SET PROBLEM: Using the records provided below, locate and copy each line that contains the word "name".

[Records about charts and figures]
=======
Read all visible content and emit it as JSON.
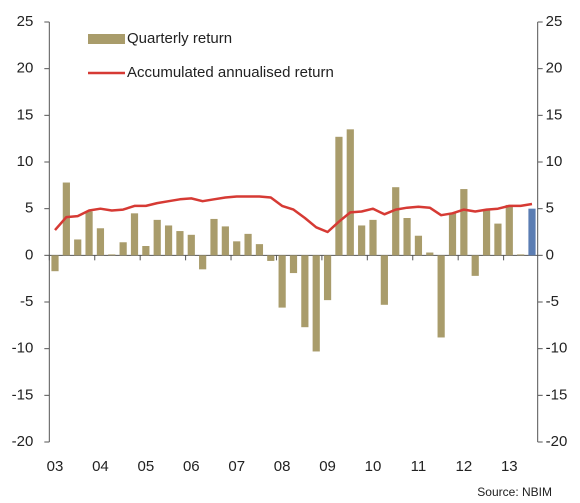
{
  "chart_data": {
    "type": "bar-line",
    "categories": [
      "03",
      null,
      null,
      null,
      "04",
      null,
      null,
      null,
      "05",
      null,
      null,
      null,
      "06",
      null,
      null,
      null,
      "07",
      null,
      null,
      null,
      "08",
      null,
      null,
      null,
      "09",
      null,
      null,
      null,
      "10",
      null,
      null,
      null,
      "11",
      null,
      null,
      null,
      "12",
      null,
      null,
      null,
      "13",
      null,
      null
    ],
    "series": [
      {
        "name": "Quarterly return",
        "type": "bar",
        "color": "#a99c6b",
        "bar_colors": [
          "#a99c6b",
          "#a99c6b",
          "#a99c6b",
          "#a99c6b",
          "#a99c6b",
          "#a99c6b",
          "#a99c6b",
          "#a99c6b",
          "#a99c6b",
          "#a99c6b",
          "#a99c6b",
          "#a99c6b",
          "#a99c6b",
          "#a99c6b",
          "#a99c6b",
          "#a99c6b",
          "#a99c6b",
          "#a99c6b",
          "#a99c6b",
          "#a99c6b",
          "#a99c6b",
          "#a99c6b",
          "#a99c6b",
          "#a99c6b",
          "#a99c6b",
          "#a99c6b",
          "#a99c6b",
          "#a99c6b",
          "#a99c6b",
          "#a99c6b",
          "#a99c6b",
          "#a99c6b",
          "#a99c6b",
          "#a99c6b",
          "#a99c6b",
          "#a99c6b",
          "#a99c6b",
          "#a99c6b",
          "#a99c6b",
          "#a99c6b",
          "#a99c6b",
          "#a99c6b",
          "#5b7db3"
        ],
        "values": [
          -1.7,
          7.8,
          1.7,
          4.7,
          2.9,
          0.1,
          1.4,
          4.5,
          1.0,
          3.8,
          3.2,
          2.6,
          2.2,
          -1.5,
          3.9,
          3.1,
          1.5,
          2.3,
          1.2,
          -0.6,
          -5.6,
          -1.9,
          -7.7,
          -10.3,
          -4.8,
          12.7,
          13.5,
          3.2,
          3.8,
          -5.3,
          7.3,
          4.0,
          2.1,
          0.3,
          -8.8,
          4.5,
          7.1,
          -2.2,
          4.8,
          3.4,
          5.4,
          0.1,
          5.0
        ]
      },
      {
        "name": "Accumulated annualised return",
        "type": "line",
        "color": "#d63a34",
        "axis": "y2",
        "values": [
          2.7,
          4.1,
          4.2,
          4.8,
          5.0,
          4.8,
          4.9,
          5.3,
          5.3,
          5.6,
          5.8,
          6.0,
          6.1,
          5.8,
          6.0,
          6.2,
          6.3,
          6.3,
          6.3,
          6.2,
          5.3,
          4.9,
          4.0,
          3.0,
          2.5,
          3.6,
          4.6,
          4.7,
          5.0,
          4.4,
          4.9,
          5.1,
          5.2,
          5.1,
          4.3,
          4.5,
          4.9,
          4.7,
          4.9,
          5.0,
          5.3,
          5.3,
          5.5
        ]
      }
    ],
    "ylim": [
      -20,
      25
    ],
    "yticks": [
      -20,
      -15,
      -10,
      -5,
      0,
      5,
      10,
      15,
      20,
      25
    ],
    "y2lim": [
      -20,
      25
    ],
    "y2ticks": [
      -20,
      -15,
      -10,
      -5,
      0,
      5,
      10,
      15,
      20,
      25
    ],
    "source": "Source: NBIM",
    "legend": "top-left"
  }
}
=======
SOLUTION FOR THIS EXERCISE:
        "name": "Quarterly return",
        "name": "Accumulated annualised return",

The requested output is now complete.